> TASK DIRECTIONS
Reproduce the listing lines beginning at the one that has "459, 844, 479]" and stopping after the one that has "716, 851, 742]", with "recent-image" replaced by "latest-image" and nothing else changed.
───── INPUT FOR THIS TASK
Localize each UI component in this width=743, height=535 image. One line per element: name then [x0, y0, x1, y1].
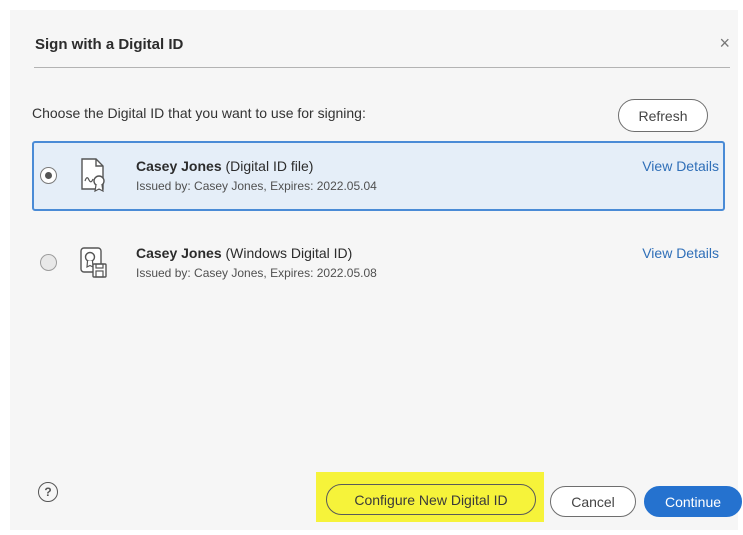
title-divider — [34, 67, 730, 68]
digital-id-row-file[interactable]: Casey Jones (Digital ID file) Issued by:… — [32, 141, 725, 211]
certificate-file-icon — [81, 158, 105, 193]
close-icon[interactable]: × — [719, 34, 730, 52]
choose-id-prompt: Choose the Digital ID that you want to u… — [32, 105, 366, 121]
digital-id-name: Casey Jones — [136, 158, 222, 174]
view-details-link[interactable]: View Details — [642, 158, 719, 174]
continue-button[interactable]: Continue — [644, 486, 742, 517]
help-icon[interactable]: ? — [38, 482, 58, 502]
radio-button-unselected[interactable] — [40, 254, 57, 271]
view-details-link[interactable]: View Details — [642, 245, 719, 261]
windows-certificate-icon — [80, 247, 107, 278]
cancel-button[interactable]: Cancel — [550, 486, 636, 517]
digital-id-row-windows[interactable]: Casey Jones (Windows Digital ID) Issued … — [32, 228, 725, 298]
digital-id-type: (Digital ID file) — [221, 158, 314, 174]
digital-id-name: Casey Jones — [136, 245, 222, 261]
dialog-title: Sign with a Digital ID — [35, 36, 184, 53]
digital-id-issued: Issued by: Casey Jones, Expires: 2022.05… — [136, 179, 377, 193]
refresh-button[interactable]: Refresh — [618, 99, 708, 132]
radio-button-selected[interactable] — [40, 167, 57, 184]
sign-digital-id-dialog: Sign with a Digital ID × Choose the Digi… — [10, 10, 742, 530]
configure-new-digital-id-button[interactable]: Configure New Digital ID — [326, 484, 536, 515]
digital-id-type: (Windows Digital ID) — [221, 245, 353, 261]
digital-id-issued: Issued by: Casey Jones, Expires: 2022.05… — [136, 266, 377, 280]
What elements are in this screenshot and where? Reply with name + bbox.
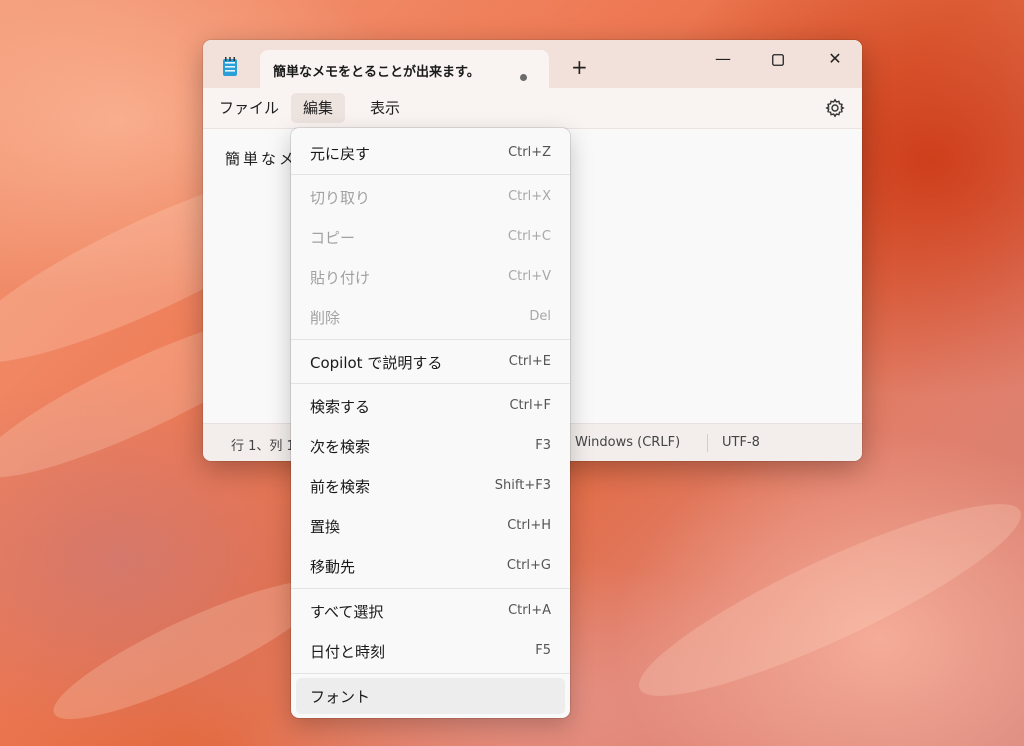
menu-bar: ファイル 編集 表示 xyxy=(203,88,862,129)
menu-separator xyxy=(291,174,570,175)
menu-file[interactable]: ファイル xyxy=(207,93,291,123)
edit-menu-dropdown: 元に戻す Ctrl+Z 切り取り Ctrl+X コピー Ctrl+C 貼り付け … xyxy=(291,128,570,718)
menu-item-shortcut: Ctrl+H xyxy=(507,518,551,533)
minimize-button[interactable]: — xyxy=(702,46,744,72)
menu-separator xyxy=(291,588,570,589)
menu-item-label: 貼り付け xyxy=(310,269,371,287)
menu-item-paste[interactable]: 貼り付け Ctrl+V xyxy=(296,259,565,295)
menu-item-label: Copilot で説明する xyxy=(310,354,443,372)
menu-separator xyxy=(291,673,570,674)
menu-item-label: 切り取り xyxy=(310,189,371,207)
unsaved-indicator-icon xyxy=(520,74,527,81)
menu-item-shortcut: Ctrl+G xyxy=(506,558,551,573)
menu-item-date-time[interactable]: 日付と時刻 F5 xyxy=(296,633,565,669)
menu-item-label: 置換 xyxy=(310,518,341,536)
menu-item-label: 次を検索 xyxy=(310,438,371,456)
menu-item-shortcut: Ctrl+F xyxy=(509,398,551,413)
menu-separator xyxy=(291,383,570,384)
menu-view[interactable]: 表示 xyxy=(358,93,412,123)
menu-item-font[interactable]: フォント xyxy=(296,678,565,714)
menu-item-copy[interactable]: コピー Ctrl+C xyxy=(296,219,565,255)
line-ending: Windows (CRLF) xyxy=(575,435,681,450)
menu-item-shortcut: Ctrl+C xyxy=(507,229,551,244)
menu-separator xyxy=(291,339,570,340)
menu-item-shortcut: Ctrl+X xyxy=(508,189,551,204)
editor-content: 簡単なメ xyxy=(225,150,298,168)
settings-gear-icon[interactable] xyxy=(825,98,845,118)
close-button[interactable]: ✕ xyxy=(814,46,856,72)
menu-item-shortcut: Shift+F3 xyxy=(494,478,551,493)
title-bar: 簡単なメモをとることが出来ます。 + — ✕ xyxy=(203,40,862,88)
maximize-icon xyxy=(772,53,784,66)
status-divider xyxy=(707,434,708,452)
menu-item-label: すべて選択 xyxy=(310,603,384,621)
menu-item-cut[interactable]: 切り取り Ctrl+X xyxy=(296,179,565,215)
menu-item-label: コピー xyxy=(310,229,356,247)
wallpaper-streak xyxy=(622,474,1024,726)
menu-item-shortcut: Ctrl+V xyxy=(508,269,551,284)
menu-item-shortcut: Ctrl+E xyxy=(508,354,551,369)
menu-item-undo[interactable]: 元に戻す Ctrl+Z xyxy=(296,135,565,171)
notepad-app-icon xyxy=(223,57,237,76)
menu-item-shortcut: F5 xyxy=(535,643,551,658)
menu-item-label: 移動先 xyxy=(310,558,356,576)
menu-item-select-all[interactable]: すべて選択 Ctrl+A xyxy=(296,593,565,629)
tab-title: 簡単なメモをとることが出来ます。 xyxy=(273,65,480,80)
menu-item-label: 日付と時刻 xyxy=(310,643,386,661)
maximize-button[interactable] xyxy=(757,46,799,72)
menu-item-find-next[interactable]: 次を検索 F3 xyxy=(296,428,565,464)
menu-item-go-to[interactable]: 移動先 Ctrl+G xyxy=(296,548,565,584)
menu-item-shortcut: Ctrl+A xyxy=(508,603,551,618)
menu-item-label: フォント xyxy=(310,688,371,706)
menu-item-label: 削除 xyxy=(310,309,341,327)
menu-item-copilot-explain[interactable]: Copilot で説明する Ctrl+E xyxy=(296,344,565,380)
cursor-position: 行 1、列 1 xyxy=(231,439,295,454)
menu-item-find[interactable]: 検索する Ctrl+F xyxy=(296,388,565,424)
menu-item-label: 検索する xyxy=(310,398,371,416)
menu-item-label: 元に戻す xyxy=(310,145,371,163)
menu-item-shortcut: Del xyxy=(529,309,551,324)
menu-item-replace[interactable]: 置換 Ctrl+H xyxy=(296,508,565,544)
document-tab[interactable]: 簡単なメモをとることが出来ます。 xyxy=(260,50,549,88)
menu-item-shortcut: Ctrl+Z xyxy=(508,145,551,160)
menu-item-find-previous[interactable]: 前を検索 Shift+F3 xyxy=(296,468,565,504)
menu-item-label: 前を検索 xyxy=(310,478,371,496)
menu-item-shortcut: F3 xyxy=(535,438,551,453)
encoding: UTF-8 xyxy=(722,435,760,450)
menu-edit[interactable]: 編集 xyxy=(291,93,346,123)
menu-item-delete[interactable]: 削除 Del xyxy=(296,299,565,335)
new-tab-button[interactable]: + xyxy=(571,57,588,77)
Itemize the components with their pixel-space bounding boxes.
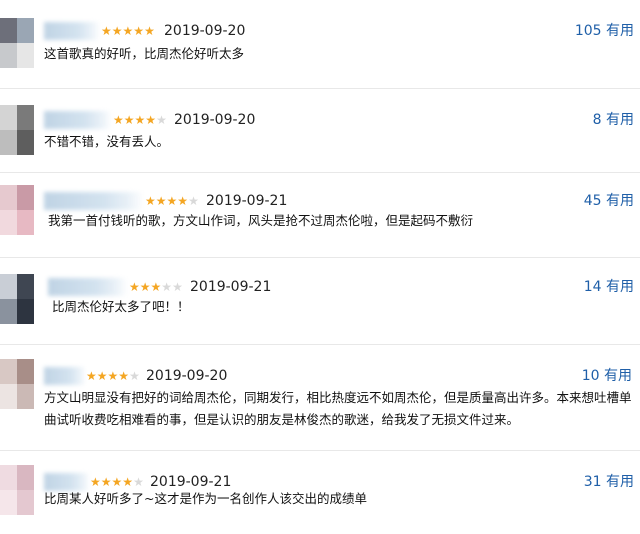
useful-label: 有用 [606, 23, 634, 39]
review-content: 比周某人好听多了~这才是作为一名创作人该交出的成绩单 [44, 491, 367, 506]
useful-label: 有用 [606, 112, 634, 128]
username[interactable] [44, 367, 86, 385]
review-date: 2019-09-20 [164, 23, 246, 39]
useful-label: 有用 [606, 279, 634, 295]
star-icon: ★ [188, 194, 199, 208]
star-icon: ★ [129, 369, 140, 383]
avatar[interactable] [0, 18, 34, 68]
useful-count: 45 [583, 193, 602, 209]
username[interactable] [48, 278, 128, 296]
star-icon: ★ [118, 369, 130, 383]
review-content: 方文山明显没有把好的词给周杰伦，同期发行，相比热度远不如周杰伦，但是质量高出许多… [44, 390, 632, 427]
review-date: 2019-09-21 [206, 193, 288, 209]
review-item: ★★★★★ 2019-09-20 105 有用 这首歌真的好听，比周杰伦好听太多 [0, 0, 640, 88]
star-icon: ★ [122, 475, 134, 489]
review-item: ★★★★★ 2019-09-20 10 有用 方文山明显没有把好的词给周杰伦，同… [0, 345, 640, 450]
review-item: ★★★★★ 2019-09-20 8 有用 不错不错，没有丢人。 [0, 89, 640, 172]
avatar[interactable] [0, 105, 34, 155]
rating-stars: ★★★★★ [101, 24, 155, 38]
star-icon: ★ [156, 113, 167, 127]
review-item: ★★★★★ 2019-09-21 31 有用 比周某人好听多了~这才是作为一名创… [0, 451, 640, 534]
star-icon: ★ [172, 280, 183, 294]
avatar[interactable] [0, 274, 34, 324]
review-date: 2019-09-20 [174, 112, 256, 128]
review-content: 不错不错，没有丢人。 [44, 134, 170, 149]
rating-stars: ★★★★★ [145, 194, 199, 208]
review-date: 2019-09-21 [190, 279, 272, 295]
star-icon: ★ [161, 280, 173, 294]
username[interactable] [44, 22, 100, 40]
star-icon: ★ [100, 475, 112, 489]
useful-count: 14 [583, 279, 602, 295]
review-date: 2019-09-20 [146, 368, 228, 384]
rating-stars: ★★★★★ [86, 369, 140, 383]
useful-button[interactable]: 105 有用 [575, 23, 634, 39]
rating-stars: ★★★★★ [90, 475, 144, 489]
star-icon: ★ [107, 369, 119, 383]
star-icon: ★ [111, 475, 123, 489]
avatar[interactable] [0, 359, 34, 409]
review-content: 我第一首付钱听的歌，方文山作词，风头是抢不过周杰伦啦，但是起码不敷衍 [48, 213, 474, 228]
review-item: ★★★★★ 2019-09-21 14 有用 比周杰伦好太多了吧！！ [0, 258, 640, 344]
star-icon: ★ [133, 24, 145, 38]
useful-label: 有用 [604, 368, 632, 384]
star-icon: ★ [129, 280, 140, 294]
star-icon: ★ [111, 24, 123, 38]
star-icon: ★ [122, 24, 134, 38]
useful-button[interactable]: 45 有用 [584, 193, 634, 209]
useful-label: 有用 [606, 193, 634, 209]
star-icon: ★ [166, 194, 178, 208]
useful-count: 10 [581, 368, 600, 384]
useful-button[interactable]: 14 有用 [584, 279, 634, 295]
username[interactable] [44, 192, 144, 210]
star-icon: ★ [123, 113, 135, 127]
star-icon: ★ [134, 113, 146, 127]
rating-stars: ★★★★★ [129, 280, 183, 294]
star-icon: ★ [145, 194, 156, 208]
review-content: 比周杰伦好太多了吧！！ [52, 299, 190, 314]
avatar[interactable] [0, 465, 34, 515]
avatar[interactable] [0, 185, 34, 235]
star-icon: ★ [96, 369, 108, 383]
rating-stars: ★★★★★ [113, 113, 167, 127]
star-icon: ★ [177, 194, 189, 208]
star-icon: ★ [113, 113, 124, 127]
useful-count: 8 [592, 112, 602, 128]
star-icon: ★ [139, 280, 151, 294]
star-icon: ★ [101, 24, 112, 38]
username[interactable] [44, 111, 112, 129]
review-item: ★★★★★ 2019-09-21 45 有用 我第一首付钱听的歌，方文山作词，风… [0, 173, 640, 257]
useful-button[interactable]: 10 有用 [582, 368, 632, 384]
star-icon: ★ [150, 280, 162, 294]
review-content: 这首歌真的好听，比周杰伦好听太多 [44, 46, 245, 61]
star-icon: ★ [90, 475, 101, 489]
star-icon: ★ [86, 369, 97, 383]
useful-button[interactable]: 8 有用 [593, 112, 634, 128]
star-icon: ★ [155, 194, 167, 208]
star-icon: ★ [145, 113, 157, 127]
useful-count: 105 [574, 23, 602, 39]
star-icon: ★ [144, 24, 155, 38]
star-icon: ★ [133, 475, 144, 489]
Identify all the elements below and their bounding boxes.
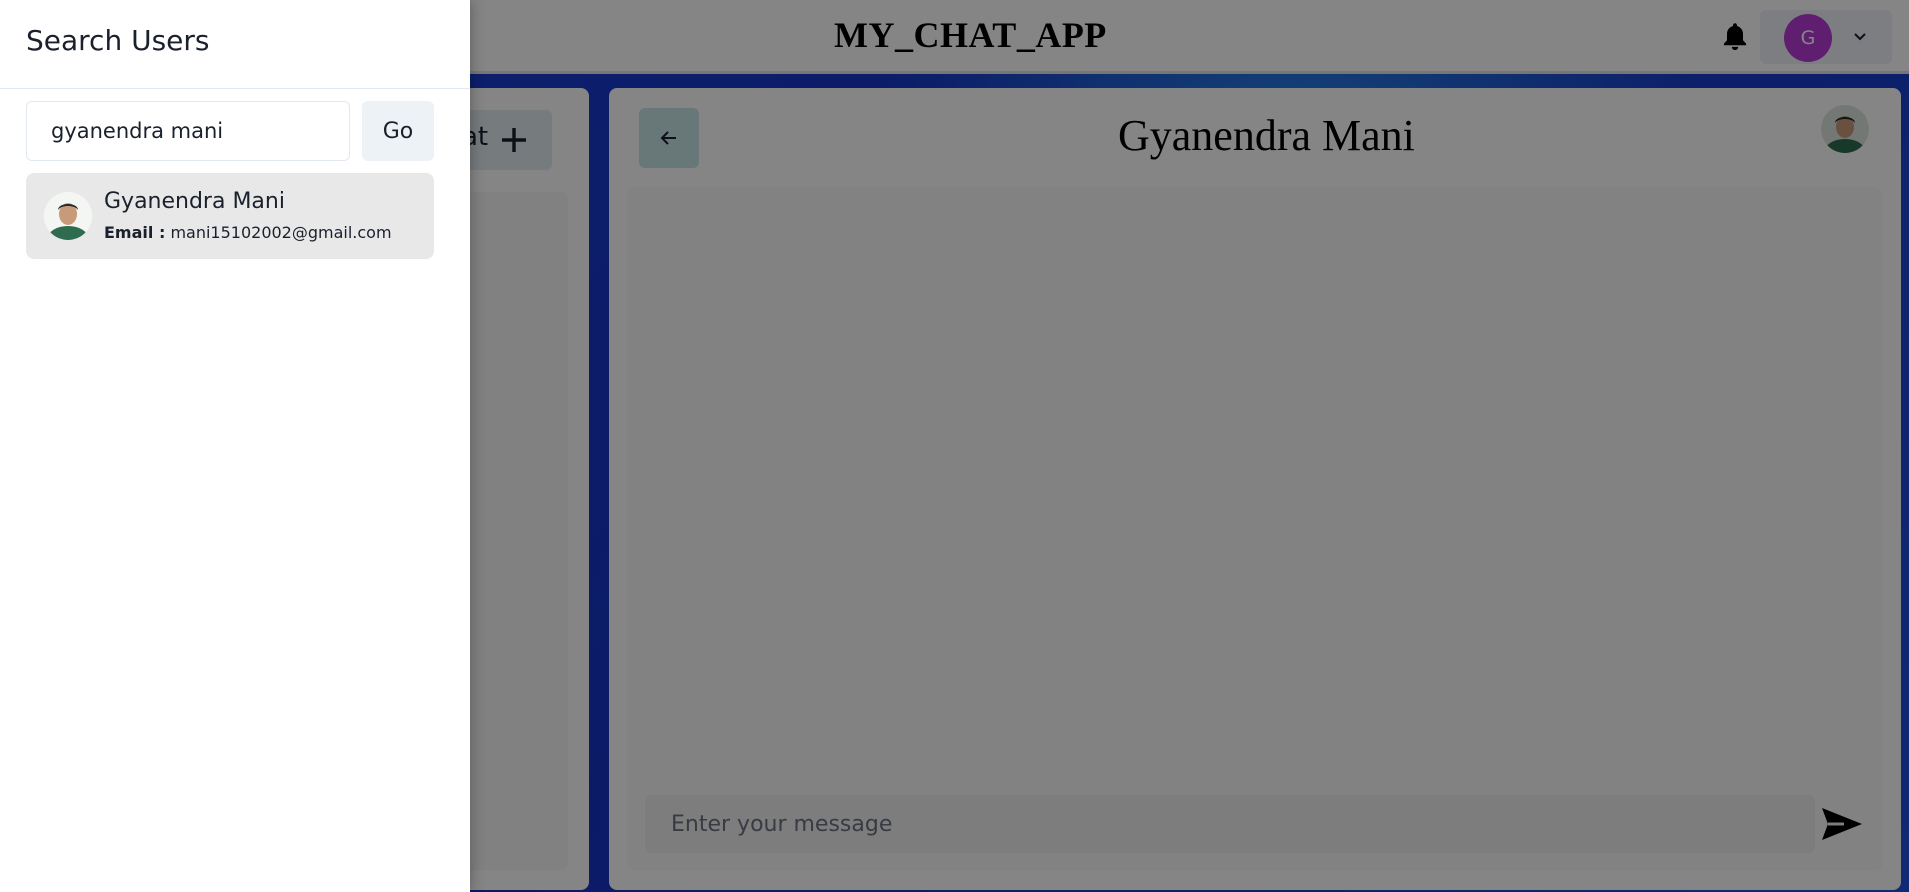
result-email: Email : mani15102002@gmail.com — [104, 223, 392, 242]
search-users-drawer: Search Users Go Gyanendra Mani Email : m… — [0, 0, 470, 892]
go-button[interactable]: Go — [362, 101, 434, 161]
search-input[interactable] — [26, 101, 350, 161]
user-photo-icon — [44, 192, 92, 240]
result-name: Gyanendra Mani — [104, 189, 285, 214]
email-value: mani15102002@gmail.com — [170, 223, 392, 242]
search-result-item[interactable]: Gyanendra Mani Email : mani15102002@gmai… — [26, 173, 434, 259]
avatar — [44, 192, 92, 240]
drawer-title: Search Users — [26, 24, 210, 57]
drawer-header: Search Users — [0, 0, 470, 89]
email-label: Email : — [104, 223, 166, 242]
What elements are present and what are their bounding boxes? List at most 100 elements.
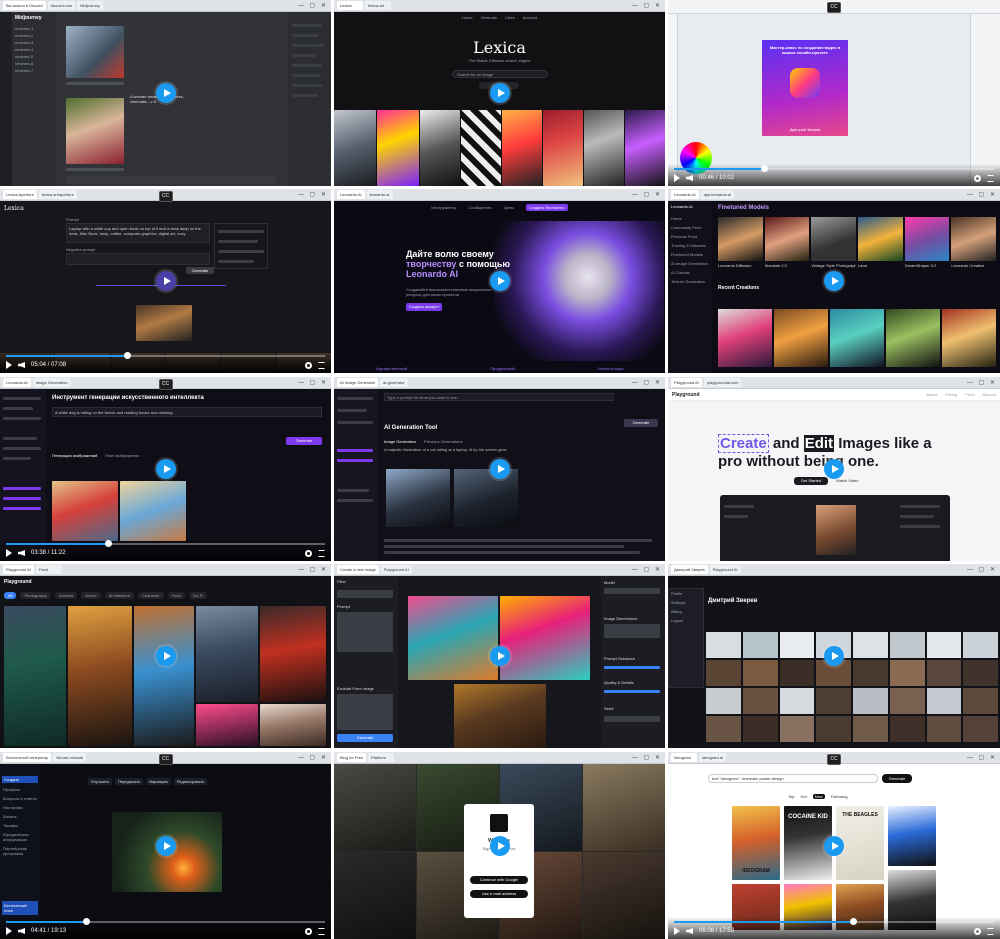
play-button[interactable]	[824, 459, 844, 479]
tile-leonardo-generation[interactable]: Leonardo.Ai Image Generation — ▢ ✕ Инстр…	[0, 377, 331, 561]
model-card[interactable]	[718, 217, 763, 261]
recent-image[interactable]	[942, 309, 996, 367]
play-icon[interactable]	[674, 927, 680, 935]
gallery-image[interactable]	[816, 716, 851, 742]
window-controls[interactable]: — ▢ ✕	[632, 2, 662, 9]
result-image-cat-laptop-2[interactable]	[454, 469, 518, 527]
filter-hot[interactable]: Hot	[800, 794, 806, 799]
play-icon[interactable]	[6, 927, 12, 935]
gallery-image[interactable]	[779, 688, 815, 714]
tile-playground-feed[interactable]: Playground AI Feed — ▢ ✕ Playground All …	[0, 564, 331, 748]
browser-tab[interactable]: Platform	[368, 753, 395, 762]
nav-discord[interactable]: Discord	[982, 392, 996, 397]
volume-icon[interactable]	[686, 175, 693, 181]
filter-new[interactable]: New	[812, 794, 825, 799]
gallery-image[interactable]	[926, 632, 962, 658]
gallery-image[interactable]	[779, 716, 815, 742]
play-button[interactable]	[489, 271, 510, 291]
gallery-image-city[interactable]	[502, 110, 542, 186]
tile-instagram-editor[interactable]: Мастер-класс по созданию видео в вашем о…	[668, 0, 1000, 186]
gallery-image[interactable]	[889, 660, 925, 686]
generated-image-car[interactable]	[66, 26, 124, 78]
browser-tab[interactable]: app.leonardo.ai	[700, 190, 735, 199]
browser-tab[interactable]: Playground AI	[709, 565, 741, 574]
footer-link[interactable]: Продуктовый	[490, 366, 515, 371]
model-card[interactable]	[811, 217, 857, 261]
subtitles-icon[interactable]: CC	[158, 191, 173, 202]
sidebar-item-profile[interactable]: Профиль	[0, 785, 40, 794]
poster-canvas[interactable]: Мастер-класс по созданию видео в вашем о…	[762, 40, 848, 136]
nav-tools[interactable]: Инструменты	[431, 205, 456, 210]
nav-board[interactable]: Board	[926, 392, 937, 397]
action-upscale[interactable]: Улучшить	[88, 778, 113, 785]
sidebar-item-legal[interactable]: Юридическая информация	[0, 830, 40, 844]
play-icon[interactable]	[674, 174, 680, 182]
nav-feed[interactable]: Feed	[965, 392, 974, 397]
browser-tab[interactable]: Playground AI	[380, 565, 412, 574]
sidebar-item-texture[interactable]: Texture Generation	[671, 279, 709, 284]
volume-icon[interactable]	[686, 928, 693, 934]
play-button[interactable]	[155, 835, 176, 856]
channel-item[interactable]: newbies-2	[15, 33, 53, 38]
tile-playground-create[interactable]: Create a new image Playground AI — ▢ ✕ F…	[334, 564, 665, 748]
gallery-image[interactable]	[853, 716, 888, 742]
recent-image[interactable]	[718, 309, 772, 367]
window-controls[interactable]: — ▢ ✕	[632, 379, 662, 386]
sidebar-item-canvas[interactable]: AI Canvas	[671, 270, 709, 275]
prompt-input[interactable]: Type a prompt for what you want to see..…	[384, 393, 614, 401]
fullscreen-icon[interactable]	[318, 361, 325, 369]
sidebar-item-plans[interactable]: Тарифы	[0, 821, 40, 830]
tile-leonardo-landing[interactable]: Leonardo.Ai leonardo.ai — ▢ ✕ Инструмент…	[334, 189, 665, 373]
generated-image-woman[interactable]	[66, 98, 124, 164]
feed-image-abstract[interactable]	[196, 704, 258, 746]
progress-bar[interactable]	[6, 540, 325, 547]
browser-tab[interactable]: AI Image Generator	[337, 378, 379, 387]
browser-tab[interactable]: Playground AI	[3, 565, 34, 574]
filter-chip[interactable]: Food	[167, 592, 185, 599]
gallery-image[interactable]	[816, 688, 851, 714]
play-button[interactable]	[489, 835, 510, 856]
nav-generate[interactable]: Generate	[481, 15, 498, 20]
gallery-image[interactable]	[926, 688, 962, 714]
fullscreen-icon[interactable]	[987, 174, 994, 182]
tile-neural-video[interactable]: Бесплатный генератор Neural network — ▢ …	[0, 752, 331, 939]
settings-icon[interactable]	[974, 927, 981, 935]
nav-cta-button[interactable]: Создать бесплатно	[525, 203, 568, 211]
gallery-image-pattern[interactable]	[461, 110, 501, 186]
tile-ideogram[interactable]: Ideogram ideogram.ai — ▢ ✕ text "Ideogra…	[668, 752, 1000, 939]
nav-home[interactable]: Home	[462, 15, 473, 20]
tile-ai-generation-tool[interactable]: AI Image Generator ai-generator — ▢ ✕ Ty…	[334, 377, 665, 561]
──────────
> EXERCISE RESULT
play-button[interactable]	[824, 459, 844, 479]
tile-leonardo-generation[interactable]: Leonardo.Ai Image Generation — ▢ ✕ Инстр…	[0, 377, 331, 561]
model-card[interactable]	[718, 217, 763, 261]
latest-image[interactable]	[942, 309, 996, 367]
play-icon[interactable]	[674, 927, 680, 935]
gallery-image[interactable]	[816, 716, 851, 742]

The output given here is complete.